Among the lines below, list those containing the string "Surfaces".

···

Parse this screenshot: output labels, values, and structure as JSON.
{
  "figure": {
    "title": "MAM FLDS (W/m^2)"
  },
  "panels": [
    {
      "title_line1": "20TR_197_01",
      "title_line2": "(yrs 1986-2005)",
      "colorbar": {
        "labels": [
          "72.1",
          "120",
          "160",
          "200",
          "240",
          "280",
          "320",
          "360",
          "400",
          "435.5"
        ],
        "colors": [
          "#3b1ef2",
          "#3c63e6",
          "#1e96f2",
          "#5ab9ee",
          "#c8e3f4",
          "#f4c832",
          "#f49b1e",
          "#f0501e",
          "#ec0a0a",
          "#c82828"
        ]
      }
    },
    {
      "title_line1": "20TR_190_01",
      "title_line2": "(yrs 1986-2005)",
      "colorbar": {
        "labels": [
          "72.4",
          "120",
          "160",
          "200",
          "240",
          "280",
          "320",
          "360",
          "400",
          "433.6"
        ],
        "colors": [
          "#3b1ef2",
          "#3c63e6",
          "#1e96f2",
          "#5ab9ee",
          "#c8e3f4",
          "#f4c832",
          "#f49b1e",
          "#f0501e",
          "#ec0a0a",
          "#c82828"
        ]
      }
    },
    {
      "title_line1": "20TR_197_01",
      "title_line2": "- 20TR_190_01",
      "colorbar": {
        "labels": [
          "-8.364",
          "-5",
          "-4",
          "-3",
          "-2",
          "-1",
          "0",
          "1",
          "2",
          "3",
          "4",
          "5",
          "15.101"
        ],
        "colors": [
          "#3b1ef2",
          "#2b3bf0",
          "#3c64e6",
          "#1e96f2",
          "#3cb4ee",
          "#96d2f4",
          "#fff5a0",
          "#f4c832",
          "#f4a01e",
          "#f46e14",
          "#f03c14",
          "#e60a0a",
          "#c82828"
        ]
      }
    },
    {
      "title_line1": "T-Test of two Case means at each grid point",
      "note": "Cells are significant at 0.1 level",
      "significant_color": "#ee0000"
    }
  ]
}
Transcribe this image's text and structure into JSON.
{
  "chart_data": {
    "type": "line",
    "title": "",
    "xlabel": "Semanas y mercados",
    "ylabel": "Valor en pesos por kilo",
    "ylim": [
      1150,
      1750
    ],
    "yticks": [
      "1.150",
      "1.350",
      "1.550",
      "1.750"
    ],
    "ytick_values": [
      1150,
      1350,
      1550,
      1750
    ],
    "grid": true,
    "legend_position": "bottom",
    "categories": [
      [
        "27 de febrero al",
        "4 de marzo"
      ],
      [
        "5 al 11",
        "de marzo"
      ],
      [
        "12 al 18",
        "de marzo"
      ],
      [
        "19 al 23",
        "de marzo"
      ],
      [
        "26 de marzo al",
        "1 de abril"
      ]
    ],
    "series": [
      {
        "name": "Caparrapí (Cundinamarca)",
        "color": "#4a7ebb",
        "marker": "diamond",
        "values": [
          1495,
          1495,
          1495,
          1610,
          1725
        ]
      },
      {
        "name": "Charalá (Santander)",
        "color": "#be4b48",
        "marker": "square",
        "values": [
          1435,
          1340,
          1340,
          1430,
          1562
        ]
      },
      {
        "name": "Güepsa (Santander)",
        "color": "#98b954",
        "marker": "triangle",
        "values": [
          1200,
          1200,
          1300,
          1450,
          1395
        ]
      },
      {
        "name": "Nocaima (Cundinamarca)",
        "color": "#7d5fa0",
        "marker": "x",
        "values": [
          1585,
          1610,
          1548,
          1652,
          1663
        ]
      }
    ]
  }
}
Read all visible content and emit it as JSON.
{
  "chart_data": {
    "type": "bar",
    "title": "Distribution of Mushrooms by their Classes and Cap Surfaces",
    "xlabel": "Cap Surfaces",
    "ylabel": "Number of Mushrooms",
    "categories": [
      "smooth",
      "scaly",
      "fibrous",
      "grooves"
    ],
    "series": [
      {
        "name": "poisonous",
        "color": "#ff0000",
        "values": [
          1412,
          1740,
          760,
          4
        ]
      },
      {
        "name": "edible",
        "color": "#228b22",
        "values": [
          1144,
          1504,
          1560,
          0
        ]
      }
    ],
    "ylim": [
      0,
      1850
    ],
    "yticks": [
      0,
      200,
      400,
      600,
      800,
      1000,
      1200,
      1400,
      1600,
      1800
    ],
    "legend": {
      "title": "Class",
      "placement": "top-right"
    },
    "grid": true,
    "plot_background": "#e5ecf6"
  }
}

···

Answer to the problem
    "title": "Distribution of Mushrooms by their Classes and Cap Surfaces",
    "xlabel": "Cap Surfaces",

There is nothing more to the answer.